─── Task input
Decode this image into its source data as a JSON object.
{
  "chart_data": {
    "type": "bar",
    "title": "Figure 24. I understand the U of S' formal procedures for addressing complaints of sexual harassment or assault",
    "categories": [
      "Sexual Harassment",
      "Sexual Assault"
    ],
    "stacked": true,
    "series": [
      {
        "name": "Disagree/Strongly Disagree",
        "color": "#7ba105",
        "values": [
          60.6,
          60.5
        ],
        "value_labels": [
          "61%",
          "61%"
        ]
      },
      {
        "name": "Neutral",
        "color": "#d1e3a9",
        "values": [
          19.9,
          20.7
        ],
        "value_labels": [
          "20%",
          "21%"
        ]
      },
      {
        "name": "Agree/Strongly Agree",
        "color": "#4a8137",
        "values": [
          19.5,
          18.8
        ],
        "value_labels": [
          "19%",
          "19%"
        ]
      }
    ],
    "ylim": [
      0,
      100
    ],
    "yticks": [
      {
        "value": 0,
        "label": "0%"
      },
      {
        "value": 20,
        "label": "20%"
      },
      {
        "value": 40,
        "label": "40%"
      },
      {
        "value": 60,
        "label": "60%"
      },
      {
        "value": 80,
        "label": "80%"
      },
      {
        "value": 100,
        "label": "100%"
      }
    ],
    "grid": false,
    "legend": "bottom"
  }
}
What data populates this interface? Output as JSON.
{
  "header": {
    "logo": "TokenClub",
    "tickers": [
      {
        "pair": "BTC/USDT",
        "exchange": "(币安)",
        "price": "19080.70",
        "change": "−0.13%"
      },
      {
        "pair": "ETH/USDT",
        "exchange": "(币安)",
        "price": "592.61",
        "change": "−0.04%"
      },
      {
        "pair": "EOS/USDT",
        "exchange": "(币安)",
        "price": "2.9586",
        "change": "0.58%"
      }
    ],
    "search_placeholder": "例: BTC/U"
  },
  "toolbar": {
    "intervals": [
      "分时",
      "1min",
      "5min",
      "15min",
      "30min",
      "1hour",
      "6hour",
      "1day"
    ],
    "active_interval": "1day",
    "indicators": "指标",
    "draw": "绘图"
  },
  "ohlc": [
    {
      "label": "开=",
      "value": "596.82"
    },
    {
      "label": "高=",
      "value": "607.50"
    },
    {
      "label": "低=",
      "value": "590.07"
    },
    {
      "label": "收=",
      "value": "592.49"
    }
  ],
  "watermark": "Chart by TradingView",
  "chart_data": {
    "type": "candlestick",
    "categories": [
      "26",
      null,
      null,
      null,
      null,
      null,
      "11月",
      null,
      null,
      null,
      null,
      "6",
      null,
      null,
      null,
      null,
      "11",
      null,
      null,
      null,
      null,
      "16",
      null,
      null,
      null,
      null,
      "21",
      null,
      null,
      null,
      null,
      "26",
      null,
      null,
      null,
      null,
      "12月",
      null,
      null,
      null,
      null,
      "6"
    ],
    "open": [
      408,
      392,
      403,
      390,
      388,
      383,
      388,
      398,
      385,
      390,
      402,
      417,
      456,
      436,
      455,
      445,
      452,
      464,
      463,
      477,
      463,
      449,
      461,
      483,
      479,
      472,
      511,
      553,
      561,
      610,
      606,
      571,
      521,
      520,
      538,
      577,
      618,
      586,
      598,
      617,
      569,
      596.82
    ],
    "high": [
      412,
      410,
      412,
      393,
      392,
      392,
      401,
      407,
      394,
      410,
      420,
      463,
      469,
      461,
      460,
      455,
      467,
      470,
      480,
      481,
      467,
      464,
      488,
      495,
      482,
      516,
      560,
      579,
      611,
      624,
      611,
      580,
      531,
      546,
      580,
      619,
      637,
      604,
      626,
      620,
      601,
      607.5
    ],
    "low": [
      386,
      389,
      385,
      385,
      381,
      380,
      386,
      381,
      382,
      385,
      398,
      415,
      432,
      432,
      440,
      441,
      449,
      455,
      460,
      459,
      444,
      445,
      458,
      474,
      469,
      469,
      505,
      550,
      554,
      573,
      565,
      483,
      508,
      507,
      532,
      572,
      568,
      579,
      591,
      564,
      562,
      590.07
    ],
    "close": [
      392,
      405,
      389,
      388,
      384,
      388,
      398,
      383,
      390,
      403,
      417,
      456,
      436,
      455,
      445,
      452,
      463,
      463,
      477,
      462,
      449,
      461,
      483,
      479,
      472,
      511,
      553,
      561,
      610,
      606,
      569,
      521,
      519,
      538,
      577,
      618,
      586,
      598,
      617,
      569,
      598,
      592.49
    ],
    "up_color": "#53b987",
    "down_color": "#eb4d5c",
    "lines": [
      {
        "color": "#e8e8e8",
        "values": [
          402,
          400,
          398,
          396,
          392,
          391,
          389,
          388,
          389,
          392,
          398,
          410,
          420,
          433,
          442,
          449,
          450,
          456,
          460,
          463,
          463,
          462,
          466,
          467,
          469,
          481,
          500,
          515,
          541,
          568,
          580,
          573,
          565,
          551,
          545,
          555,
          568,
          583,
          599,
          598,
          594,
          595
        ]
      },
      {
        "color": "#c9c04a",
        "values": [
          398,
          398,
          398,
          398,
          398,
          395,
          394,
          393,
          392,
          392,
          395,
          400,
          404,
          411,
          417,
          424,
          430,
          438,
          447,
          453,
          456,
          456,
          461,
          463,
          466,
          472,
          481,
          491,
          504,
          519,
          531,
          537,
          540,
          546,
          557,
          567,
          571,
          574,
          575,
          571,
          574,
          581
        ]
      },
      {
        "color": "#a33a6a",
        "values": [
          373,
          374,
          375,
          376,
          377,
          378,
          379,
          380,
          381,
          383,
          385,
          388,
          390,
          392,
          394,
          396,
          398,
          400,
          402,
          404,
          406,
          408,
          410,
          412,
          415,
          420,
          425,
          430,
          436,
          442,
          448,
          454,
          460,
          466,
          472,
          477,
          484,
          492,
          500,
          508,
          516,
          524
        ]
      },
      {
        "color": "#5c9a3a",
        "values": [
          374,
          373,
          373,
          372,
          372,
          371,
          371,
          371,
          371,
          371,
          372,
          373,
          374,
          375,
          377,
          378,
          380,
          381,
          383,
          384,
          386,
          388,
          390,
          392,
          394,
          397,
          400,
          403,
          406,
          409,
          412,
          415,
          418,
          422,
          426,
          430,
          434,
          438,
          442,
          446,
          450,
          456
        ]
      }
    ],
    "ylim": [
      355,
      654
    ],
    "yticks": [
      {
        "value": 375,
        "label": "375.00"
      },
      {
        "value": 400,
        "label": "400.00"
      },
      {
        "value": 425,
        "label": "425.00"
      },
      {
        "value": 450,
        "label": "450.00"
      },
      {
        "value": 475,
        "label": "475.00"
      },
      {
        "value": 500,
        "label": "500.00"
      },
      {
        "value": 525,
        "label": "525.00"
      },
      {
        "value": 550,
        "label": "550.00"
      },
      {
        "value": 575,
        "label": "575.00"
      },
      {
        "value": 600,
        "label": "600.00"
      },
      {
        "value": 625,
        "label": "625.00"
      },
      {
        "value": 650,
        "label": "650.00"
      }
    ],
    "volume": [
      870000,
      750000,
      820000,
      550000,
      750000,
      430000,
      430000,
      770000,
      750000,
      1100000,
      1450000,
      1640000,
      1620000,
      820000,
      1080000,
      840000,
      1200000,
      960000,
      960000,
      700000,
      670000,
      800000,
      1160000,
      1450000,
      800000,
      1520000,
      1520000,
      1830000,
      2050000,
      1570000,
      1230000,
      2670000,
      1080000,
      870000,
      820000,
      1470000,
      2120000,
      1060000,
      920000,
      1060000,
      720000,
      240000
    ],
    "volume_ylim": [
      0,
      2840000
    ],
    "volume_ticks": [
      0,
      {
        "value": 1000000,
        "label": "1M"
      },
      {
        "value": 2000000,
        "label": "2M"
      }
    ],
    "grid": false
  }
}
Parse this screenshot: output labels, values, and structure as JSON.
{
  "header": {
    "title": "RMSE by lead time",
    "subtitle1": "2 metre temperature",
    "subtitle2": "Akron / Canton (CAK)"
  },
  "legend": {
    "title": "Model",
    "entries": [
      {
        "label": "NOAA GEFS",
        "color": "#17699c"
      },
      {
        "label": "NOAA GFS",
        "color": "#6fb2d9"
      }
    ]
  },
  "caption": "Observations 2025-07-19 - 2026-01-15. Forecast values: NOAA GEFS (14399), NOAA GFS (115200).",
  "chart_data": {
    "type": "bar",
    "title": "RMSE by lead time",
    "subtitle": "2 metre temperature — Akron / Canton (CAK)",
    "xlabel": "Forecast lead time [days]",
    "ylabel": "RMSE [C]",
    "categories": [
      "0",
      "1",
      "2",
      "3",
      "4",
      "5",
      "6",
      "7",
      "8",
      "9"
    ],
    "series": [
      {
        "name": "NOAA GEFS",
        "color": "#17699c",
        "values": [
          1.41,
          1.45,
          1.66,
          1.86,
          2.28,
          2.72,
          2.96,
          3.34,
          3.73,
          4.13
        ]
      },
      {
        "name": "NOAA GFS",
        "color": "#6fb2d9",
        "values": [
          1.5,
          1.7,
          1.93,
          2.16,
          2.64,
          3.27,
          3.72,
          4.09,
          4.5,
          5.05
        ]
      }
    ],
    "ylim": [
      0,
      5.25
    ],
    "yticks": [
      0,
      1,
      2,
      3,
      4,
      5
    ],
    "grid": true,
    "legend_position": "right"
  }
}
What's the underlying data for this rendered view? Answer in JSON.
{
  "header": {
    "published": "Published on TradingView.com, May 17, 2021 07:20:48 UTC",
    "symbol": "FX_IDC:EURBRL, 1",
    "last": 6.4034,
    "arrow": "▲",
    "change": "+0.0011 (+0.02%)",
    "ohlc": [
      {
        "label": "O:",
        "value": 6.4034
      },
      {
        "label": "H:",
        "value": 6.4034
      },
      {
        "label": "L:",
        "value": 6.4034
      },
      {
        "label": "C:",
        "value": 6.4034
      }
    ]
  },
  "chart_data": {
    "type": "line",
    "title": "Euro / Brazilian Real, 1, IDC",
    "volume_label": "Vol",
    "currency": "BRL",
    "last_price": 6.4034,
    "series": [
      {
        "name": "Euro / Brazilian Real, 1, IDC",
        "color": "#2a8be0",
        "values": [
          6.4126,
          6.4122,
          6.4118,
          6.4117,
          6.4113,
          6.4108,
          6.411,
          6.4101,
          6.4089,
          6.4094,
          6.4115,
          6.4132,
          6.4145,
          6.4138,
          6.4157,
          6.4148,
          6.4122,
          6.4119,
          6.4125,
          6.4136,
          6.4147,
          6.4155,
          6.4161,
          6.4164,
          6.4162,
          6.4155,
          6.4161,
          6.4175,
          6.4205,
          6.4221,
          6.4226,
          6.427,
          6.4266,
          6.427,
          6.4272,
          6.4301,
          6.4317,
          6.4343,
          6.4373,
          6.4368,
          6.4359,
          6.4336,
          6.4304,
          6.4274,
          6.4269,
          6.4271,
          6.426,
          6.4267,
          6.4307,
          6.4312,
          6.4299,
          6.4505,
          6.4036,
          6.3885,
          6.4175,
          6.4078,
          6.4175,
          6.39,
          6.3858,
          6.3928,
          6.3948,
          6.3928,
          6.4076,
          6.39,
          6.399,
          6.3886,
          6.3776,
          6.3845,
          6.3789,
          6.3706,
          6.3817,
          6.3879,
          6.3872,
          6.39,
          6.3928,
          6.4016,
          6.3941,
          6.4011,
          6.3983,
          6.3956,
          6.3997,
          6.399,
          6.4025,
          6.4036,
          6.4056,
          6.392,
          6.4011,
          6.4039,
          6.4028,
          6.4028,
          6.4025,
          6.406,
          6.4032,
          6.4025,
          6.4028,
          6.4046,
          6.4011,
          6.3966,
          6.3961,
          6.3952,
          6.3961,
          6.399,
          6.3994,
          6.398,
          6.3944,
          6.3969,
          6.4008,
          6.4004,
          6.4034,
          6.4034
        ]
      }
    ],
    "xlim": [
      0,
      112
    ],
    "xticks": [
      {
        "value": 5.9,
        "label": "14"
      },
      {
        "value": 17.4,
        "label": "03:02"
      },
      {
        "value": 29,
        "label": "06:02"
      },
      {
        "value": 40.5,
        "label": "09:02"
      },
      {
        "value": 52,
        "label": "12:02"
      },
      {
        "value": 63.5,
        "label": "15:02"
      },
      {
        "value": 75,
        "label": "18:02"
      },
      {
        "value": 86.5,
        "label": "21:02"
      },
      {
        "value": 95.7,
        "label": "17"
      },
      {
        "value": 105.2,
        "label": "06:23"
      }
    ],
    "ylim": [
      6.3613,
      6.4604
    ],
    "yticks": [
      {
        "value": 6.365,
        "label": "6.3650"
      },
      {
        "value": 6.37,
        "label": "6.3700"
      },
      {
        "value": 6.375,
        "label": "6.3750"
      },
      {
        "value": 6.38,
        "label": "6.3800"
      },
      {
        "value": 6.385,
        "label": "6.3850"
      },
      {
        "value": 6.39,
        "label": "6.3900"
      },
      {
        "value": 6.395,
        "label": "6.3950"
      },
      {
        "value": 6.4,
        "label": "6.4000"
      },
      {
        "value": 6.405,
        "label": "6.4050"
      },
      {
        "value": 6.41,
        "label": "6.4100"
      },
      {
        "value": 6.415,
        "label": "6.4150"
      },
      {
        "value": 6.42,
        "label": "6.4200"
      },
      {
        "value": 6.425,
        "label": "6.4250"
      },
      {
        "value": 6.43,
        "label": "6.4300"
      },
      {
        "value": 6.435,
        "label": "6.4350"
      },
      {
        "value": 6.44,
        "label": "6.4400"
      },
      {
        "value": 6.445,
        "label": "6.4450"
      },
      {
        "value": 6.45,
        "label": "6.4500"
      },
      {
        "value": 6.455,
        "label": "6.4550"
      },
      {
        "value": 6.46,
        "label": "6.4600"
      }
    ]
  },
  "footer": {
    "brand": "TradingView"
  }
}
──────
Task objective:
Find each line holding the word "metre" and copy it.

Solution to the problem:
    "subtitle1": "2 metre temperature",
    "subtitle": "2 metre temperature — Akron / Canton (CAK)",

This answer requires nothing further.